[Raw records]
★ ★ ★ ★
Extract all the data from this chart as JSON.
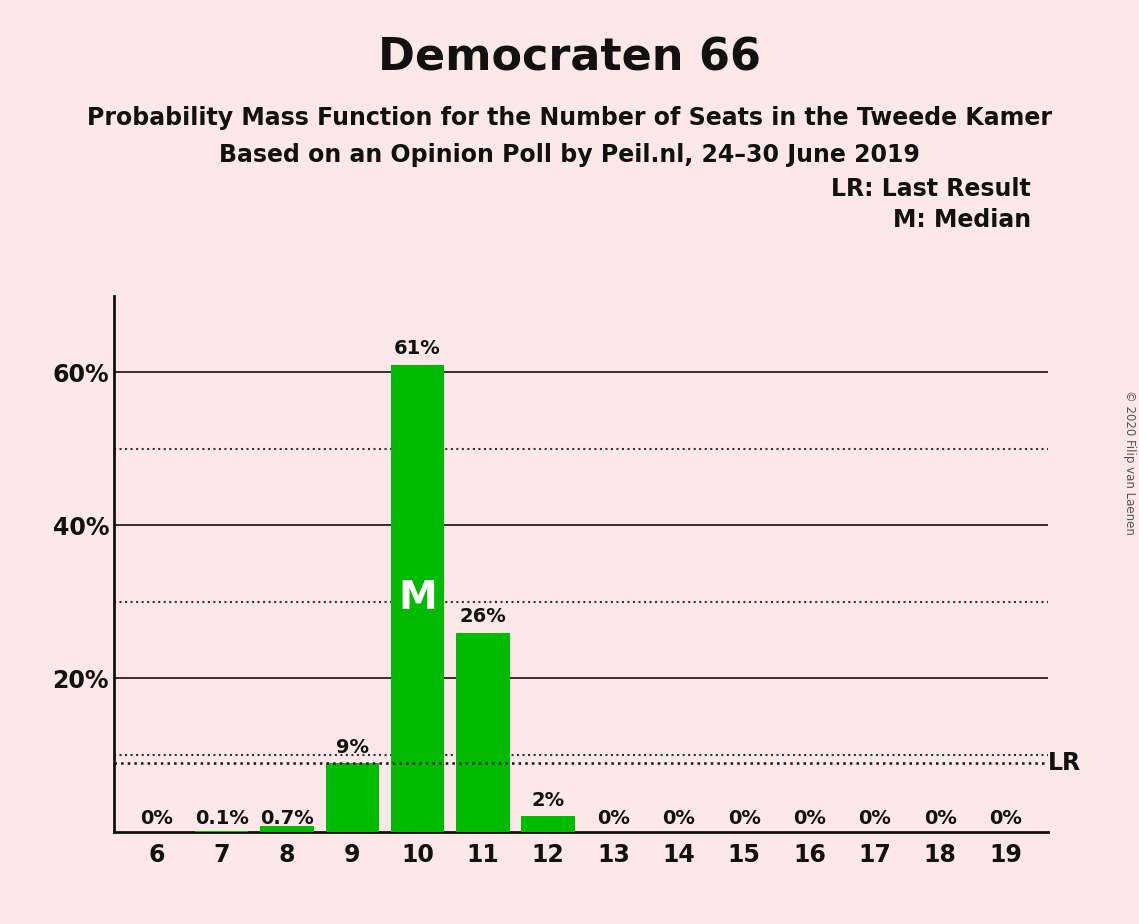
{
  "title": "Democraten 66",
  "subtitle1": "Probability Mass Function for the Number of Seats in the Tweede Kamer",
  "subtitle2": "Based on an Opinion Poll by Peil.nl, 24–30 June 2019",
  "copyright": "© 2020 Filip van Laenen",
  "seats": [
    6,
    7,
    8,
    9,
    10,
    11,
    12,
    13,
    14,
    15,
    16,
    17,
    18,
    19
  ],
  "probabilities": [
    0.0,
    0.1,
    0.7,
    9.0,
    61.0,
    26.0,
    2.0,
    0.0,
    0.0,
    0.0,
    0.0,
    0.0,
    0.0,
    0.0
  ],
  "labels": [
    "0%",
    "0.1%",
    "0.7%",
    "9%",
    "61%",
    "26%",
    "2%",
    "0%",
    "0%",
    "0%",
    "0%",
    "0%",
    "0%",
    "0%"
  ],
  "bar_color": "#00bb00",
  "background_color": "#fce8e8",
  "median_seat": 10,
  "median_label": "M",
  "lr_value": 9.0,
  "lr_label": "LR",
  "legend_lr": "LR: Last Result",
  "legend_m": "M: Median",
  "ylim": [
    0,
    70
  ],
  "solid_gridlines": [
    20,
    40,
    60
  ],
  "dotted_gridlines": [
    10,
    30,
    50
  ],
  "ytick_positions": [
    20,
    40,
    60
  ],
  "ytick_labels": [
    "20%",
    "40%",
    "60%"
  ],
  "title_fontsize": 32,
  "subtitle_fontsize": 17,
  "label_fontsize": 14,
  "tick_fontsize": 17,
  "legend_fontsize": 17,
  "median_fontsize": 28
}
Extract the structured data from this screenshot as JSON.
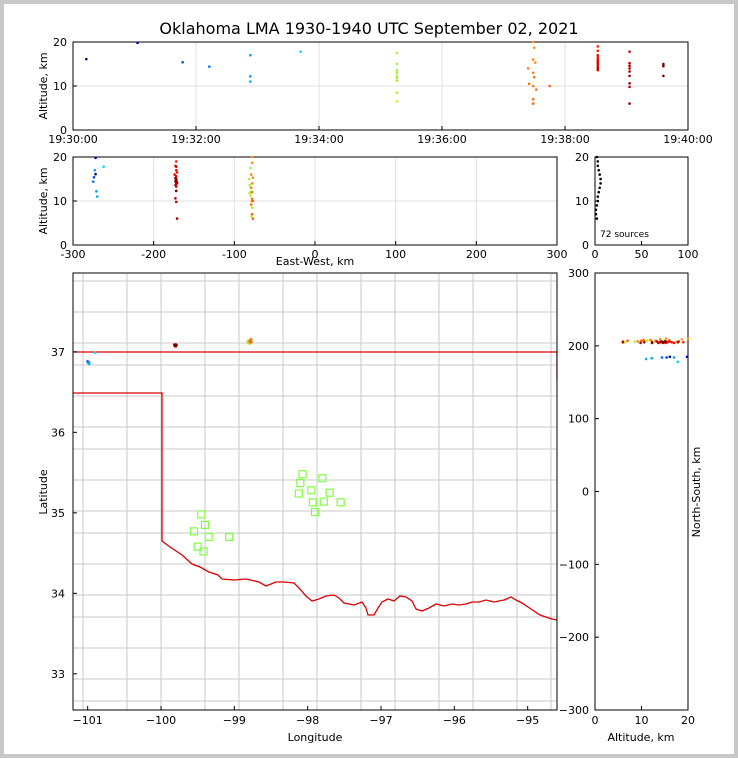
★ ★ ★ ★
● EXERCISE DESCRIPTION
Copy the data character for character, but drop all pictures from the copy.

● COMPLETE OUTPUT
Extract all the data from this chart as JSON.
{
  "title": "Democraten 66",
  "subtitle1": "Probability Mass Function for the Number of Seats in the Tweede Kamer",
  "subtitle2": "Based on an Opinion Poll by Peil.nl, 24–30 June 2019",
  "copyright": "© 2020 Filip van Laenen",
  "seats": [
    6,
    7,
    8,
    9,
    10,
    11,
    12,
    13,
    14,
    15,
    16,
    17,
    18,
    19
  ],
  "probabilities": [
    0.0,
    0.1,
    0.7,
    9.0,
    61.0,
    26.0,
    2.0,
    0.0,
    0.0,
    0.0,
    0.0,
    0.0,
    0.0,
    0.0
  ],
  "labels": [
    "0%",
    "0.1%",
    "0.7%",
    "9%",
    "61%",
    "26%",
    "2%",
    "0%",
    "0%",
    "0%",
    "0%",
    "0%",
    "0%",
    "0%"
  ],
  "bar_color": "#00bb00",
  "background_color": "#fce8e8",
  "median_seat": 10,
  "median_label": "M",
  "lr_value": 9.0,
  "lr_label": "LR",
  "legend_lr": "LR: Last Result",
  "legend_m": "M: Median",
  "ylim": [
    0,
    70
  ],
  "solid_gridlines": [
    20,
    40,
    60
  ],
  "dotted_gridlines": [
    10,
    30,
    50
  ],
  "ytick_positions": [
    20,
    40,
    60
  ],
  "ytick_labels": [
    "20%",
    "40%",
    "60%"
  ],
  "title_fontsize": 32,
  "subtitle_fontsize": 17,
  "label_fontsize": 14,
  "tick_fontsize": 17,
  "legend_fontsize": 17,
  "median_fontsize": 28
}
Extract the structured data from this screenshot as JSON.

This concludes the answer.